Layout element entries
▼▼▼

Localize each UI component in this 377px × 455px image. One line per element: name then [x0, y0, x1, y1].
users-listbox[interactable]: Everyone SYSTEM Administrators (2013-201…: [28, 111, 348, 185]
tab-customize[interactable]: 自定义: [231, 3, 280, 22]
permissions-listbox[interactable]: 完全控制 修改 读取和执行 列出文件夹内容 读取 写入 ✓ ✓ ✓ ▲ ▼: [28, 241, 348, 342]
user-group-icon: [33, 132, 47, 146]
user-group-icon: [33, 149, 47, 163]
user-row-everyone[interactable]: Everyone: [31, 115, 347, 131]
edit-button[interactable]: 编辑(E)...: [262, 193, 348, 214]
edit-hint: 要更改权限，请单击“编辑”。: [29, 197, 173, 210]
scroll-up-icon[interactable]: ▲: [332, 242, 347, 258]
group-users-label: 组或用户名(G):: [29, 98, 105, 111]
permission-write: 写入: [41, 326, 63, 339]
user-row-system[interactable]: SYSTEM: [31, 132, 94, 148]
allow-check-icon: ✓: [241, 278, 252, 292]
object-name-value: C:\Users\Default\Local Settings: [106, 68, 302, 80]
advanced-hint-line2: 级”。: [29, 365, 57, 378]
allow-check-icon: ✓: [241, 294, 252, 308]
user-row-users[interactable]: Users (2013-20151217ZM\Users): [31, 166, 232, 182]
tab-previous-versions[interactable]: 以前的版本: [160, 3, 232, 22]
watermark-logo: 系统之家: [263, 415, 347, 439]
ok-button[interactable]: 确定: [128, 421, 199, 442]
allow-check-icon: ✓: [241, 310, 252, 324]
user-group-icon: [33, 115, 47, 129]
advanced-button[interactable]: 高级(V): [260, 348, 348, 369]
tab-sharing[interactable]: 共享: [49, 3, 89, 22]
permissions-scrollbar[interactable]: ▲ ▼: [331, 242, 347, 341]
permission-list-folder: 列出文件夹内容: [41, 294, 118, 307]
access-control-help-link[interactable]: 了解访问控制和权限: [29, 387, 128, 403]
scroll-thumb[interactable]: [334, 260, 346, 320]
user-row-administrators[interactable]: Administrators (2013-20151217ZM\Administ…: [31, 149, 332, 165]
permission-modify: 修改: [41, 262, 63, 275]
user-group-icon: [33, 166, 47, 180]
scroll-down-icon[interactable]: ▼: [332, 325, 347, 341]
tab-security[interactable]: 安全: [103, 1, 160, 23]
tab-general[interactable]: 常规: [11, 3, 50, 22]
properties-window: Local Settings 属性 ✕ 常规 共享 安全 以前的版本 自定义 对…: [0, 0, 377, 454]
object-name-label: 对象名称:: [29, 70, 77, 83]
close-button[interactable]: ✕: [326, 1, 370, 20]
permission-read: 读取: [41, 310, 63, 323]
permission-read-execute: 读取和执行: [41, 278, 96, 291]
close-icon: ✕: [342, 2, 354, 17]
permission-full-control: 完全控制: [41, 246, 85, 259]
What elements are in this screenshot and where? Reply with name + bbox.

▲▲▲
▼▼▼

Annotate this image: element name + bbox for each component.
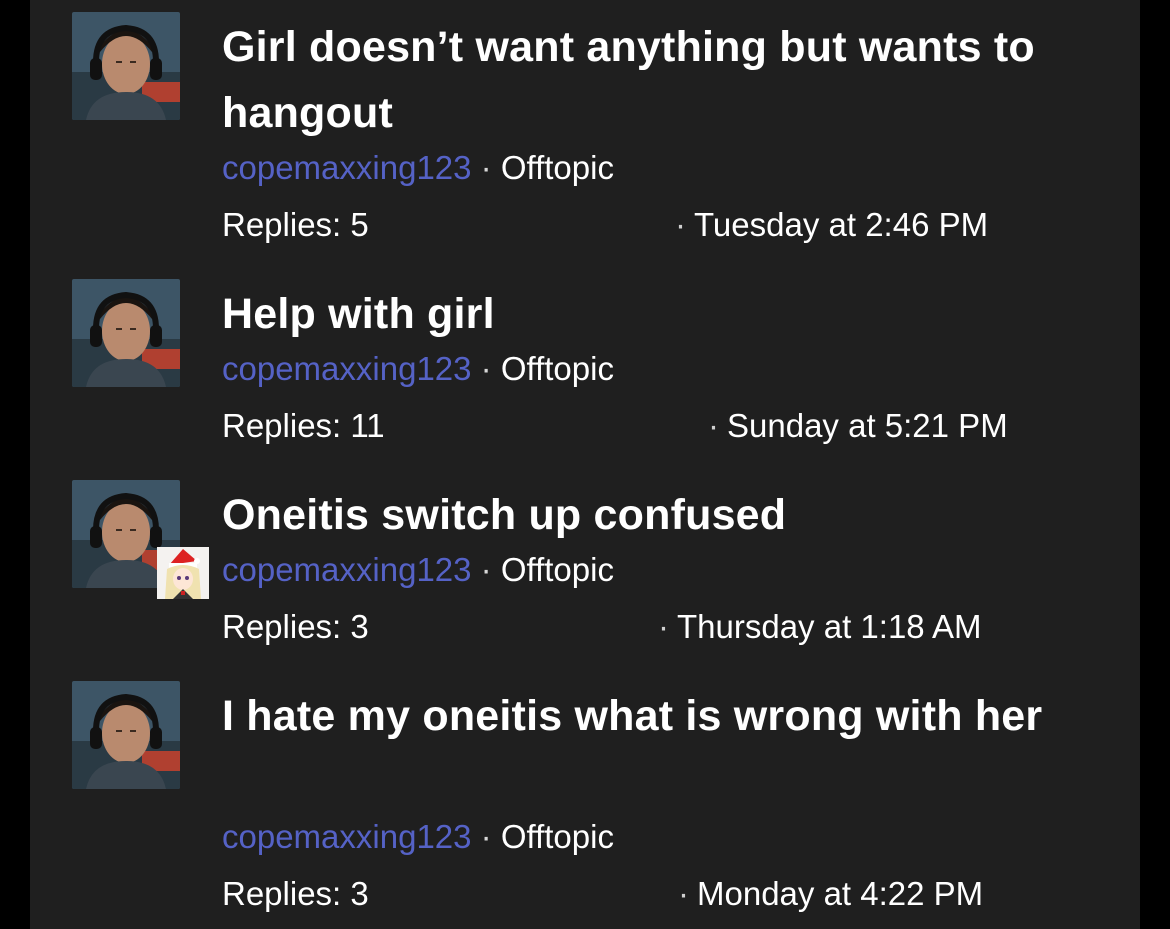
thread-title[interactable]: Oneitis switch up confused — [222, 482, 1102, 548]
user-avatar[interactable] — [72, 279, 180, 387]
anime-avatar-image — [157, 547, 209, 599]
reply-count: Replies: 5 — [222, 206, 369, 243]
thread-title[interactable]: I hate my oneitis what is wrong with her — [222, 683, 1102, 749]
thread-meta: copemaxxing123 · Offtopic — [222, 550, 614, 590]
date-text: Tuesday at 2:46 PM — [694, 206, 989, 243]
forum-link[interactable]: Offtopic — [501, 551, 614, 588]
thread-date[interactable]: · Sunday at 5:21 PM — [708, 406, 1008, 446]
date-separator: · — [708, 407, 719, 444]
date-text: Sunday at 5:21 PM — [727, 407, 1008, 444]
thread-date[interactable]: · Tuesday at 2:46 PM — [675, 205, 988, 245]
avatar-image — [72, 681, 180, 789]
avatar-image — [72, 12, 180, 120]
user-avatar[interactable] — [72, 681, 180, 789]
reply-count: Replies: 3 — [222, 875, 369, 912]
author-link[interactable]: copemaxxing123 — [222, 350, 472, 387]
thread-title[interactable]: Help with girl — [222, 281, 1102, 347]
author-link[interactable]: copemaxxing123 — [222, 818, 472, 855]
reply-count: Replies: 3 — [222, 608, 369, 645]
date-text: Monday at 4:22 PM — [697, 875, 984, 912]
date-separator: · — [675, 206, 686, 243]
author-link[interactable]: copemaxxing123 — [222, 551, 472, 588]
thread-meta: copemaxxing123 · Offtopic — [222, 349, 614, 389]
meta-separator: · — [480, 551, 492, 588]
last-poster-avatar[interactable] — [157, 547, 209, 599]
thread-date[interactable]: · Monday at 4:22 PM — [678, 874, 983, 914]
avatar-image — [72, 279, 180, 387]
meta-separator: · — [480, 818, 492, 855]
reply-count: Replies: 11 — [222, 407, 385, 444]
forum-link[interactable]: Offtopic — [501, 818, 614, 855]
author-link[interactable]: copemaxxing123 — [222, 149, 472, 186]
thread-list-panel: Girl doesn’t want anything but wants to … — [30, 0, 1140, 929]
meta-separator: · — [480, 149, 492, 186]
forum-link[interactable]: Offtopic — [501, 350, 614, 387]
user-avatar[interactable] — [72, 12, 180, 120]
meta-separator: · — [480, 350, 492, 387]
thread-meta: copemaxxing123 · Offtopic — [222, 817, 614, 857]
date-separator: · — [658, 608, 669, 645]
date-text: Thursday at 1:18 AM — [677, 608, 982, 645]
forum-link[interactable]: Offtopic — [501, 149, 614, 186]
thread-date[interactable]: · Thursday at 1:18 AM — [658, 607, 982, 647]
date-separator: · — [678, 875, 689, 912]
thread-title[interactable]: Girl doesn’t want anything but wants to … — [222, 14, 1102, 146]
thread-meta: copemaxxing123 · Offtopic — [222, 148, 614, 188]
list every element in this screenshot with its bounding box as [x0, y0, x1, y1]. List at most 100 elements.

▲▲▲

> [What to produce]:
Please rewrite the lines starting at the one containing "Localize each UI" and ending at the one containing "allow-check-icon: ✓: [241, 294, 252, 308]", renaming "user-group-icon" to "account-icon" and leaving everything else unchanged.

> [Reply]:
Localize each UI component in this 377px × 455px image. One line per element: name then [x0, y0, x1, y1].
users-listbox[interactable]: Everyone SYSTEM Administrators (2013-201…: [28, 111, 348, 185]
tab-customize[interactable]: 自定义: [231, 3, 280, 22]
permissions-listbox[interactable]: 完全控制 修改 读取和执行 列出文件夹内容 读取 写入 ✓ ✓ ✓ ▲ ▼: [28, 241, 348, 342]
account-icon: [33, 132, 47, 146]
account-icon: [33, 149, 47, 163]
user-row-everyone[interactable]: Everyone: [31, 115, 347, 131]
edit-button[interactable]: 编辑(E)...: [262, 193, 348, 214]
edit-hint: 要更改权限，请单击“编辑”。: [29, 197, 173, 210]
scroll-up-icon[interactable]: ▲: [332, 242, 347, 258]
group-users-label: 组或用户名(G):: [29, 98, 105, 111]
permission-write: 写入: [41, 326, 63, 339]
user-row-system[interactable]: SYSTEM: [31, 132, 94, 148]
allow-check-icon: ✓: [241, 278, 252, 292]
object-name-value: C:\Users\Default\Local Settings: [106, 68, 302, 80]
advanced-hint-line2: 级”。: [29, 365, 57, 378]
allow-check-icon: ✓: [241, 294, 252, 308]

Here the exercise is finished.